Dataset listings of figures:

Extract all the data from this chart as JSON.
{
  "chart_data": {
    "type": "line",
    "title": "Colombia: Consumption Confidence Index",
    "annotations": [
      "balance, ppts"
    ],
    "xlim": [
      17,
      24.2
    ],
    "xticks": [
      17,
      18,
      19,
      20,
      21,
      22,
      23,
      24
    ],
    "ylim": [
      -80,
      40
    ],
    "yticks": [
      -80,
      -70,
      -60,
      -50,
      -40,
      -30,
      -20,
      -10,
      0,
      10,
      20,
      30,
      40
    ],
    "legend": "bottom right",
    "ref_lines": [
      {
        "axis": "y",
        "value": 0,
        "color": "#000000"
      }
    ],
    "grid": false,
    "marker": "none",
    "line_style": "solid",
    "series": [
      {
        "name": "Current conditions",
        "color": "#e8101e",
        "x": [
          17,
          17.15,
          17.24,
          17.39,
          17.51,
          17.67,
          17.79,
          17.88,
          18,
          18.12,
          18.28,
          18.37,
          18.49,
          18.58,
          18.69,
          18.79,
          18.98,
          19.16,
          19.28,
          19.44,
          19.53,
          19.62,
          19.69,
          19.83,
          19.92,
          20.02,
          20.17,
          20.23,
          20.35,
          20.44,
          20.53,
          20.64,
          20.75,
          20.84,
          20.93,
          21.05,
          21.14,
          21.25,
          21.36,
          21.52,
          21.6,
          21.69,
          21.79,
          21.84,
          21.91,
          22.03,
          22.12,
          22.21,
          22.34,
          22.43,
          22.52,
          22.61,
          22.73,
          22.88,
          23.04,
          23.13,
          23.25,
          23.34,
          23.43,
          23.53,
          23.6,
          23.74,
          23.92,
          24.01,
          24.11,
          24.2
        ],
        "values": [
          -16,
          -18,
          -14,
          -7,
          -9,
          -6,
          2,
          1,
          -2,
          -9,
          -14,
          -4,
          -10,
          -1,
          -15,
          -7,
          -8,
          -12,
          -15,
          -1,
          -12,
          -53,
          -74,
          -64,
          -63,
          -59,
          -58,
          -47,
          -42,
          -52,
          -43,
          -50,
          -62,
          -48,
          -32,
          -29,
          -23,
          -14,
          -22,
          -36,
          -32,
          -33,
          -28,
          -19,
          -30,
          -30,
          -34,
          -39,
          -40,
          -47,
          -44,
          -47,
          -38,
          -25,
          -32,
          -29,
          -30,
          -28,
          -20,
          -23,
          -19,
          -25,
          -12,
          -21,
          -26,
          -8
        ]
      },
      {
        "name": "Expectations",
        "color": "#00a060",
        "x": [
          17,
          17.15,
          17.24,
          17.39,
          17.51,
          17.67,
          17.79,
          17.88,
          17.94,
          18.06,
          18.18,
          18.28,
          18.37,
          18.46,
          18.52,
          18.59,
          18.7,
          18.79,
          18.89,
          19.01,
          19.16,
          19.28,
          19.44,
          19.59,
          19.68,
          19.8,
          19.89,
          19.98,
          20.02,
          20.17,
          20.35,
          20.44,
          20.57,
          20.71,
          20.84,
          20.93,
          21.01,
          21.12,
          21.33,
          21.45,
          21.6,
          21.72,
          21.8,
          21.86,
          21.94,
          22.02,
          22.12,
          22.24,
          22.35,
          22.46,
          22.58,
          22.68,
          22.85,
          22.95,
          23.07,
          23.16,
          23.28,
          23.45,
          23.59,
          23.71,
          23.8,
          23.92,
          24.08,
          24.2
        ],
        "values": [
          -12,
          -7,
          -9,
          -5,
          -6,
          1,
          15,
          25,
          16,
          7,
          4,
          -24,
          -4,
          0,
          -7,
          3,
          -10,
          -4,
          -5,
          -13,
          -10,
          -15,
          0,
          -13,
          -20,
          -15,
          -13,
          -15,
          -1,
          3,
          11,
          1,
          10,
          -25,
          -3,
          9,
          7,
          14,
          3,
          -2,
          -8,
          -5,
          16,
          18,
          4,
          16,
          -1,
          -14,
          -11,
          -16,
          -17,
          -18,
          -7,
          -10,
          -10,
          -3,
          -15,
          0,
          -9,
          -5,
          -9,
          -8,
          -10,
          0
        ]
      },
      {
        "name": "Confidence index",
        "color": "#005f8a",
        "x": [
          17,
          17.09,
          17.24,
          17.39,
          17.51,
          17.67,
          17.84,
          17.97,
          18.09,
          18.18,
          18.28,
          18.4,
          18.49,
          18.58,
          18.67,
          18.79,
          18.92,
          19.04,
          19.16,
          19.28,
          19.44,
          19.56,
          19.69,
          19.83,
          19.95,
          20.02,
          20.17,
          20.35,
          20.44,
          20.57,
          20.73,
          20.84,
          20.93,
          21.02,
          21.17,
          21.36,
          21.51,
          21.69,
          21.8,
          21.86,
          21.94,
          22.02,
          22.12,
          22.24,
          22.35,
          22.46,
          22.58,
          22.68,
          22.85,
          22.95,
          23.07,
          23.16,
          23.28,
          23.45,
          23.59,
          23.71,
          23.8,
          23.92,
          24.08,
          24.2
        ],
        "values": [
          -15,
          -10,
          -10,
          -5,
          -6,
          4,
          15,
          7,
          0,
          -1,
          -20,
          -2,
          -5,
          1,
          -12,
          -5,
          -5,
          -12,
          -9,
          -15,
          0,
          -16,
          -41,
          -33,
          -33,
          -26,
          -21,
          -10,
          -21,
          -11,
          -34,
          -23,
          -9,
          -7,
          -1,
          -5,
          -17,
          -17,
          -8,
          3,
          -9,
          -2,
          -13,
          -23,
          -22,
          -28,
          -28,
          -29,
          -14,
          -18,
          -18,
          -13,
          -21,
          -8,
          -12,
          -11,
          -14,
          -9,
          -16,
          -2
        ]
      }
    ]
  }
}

→ **What this task involves**:
Recopy all the lines exactly as they appear.

→ **Solved exercise**:
Extract all the data from this chart as JSON.
{
  "chart_data": {
    "type": "line",
    "title": "Colombia: Consumption Confidence Index",
    "annotations": [
      "balance, ppts"
    ],
    "xlim": [
      17,
      24.2
    ],
    "xticks": [
      17,
      18,
      19,
      20,
      21,
      22,
      23,
      24
    ],
    "ylim": [
      -80,
      40
    ],
    "yticks": [
      -80,
      -70,
      -60,
      -50,
      -40,
      -30,
      -20,
      -10,
      0,
      10,
      20,
      30,
      40
    ],
    "legend": "bottom right",
    "ref_lines": [
      {
        "axis": "y",
        "value": 0,
        "color": "#000000"
      }
    ],
    "grid": false,
    "marker": "none",
    "line_style": "solid",
    "series": [
      {
        "name": "Current conditions",
        "color": "#e8101e",
        "x": [
          17,
          17.15,
          17.24,
          17.39,
          17.51,
          17.67,
          17.79,
          17.88,
          18,
          18.12,
          18.28,
          18.37,
          18.49,
          18.58,
          18.69,
          18.79,
          18.98,
          19.16,
          19.28,
          19.44,
          19.53,
          19.62,
          19.69,
          19.83,
          19.92,
          20.02,
          20.17,
          20.23,
          20.35,
          20.44,
          20.53,
          20.64,
          20.75,
          20.84,
          20.93,
          21.05,
          21.14,
          21.25,
          21.36,
          21.52,
          21.6,
          21.69,
          21.79,
          21.84,
          21.91,
          22.03,
          22.12,
          22.21,
          22.34,
          22.43,
          22.52,
          22.61,
          22.73,
          22.88,
          23.04,
          23.13,
          23.25,
          23.34,
          23.43,
          23.53,
          23.6,
          23.74,
          23.92,
          24.01,
          24.11,
          24.2
        ],
        "values": [
          -16,
          -18,
          -14,
          -7,
          -9,
          -6,
          2,
          1,
          -2,
          -9,
          -14,
          -4,
          -10,
          -1,
          -15,
          -7,
          -8,
          -12,
          -15,
          -1,
          -12,
          -53,
          -74,
          -64,
          -63,
          -59,
          -58,
          -47,
          -42,
          -52,
          -43,
          -50,
          -62,
          -48,
          -32,
          -29,
          -23,
          -14,
          -22,
          -36,
          -32,
          -33,
          -28,
          -19,
          -30,
          -30,
          -34,
          -39,
          -40,
          -47,
          -44,
          -47,
          -38,
          -25,
          -32,
          -29,
          -30,
          -28,
          -20,
          -23,
          -19,
          -25,
          -12,
          -21,
          -26,
          -8
        ]
      },
      {
        "name": "Expectations",
        "color": "#00a060",
        "x": [
          17,
          17.15,
          17.24,
          17.39,
          17.51,
          17.67,
          17.79,
          17.88,
          17.94,
          18.06,
          18.18,
          18.28,
          18.37,
          18.46,
          18.52,
          18.59,
          18.7,
          18.79,
          18.89,
          19.01,
          19.16,
          19.28,
          19.44,
          19.59,
          19.68,
          19.8,
          19.89,
          19.98,
          20.02,
          20.17,
          20.35,
          20.44,
          20.57,
          20.71,
          20.84,
          20.93,
          21.01,
          21.12,
          21.33,
          21.45,
          21.6,
          21.72,
          21.8,
          21.86,
          21.94,
          22.02,
          22.12,
          22.24,
          22.35,
          22.46,
          22.58,
          22.68,
          22.85,
          22.95,
          23.07,
          23.16,
          23.28,
          23.45,
          23.59,
          23.71,
          23.8,
          23.92,
          24.08,
          24.2
        ],
        "values": [
          -12,
          -7,
          -9,
          -5,
          -6,
          1,
          15,
          25,
          16,
          7,
          4,
          -24,
          -4,
          0,
          -7,
          3,
          -10,
          -4,
          -5,
          -13,
          -10,
          -15,
          0,
          -13,
          -20,
          -15,
          -13,
          -15,
          -1,
          3,
          11,
          1,
          10,
          -25,
          -3,
          9,
          7,
          14,
          3,
          -2,
          -8,
          -5,
          16,
          18,
          4,
          16,
          -1,
          -14,
          -11,
          -16,
          -17,
          -18,
          -7,
          -10,
          -10,
          -3,
          -15,
          0,
          -9,
          -5,
          -9,
          -8,
          -10,
          0
        ]
      },
      {
        "name": "Confidence index",
        "color": "#005f8a",
        "x": [
          17,
          17.09,
          17.24,
          17.39,
          17.51,
          17.67,
          17.84,
          17.97,
          18.09,
          18.18,
          18.28,
          18.4,
          18.49,
          18.58,
          18.67,
          18.79,
          18.92,
          19.04,
          19.16,
          19.28,
          19.44,
          19.56,
          19.69,
          19.83,
          19.95,
          20.02,
          20.17,
          20.35,
          20.44,
          20.57,
          20.73,
          20.84,
          20.93,
          21.02,
          21.17,
          21.36,
          21.51,
          21.69,
          21.8,
          21.86,
          21.94,
          22.02,
          22.12,
          22.24,
          22.35,
          22.46,
          22.58,
          22.68,
          22.85,
          22.95,
          23.07,
          23.16,
          23.28,
          23.45,
          23.59,
          23.71,
          23.8,
          23.92,
          24.08,
          24.2
        ],
        "values": [
          -15,
          -10,
          -10,
          -5,
          -6,
          4,
          15,
          7,
          0,
          -1,
          -20,
          -2,
          -5,
          1,
          -12,
          -5,
          -5,
          -12,
          -9,
          -15,
          0,
          -16,
          -41,
          -33,
          -33,
          -26,
          -21,
          -10,
          -21,
          -11,
          -34,
          -23,
          -9,
          -7,
          -1,
          -5,
          -17,
          -17,
          -8,
          3,
          -9,
          -2,
          -13,
          -23,
          -22,
          -28,
          -28,
          -29,
          -14,
          -18,
          -18,
          -13,
          -21,
          -8,
          -12,
          -11,
          -14,
          -9,
          -16,
          -2
        ]
      }
    ]
  }
}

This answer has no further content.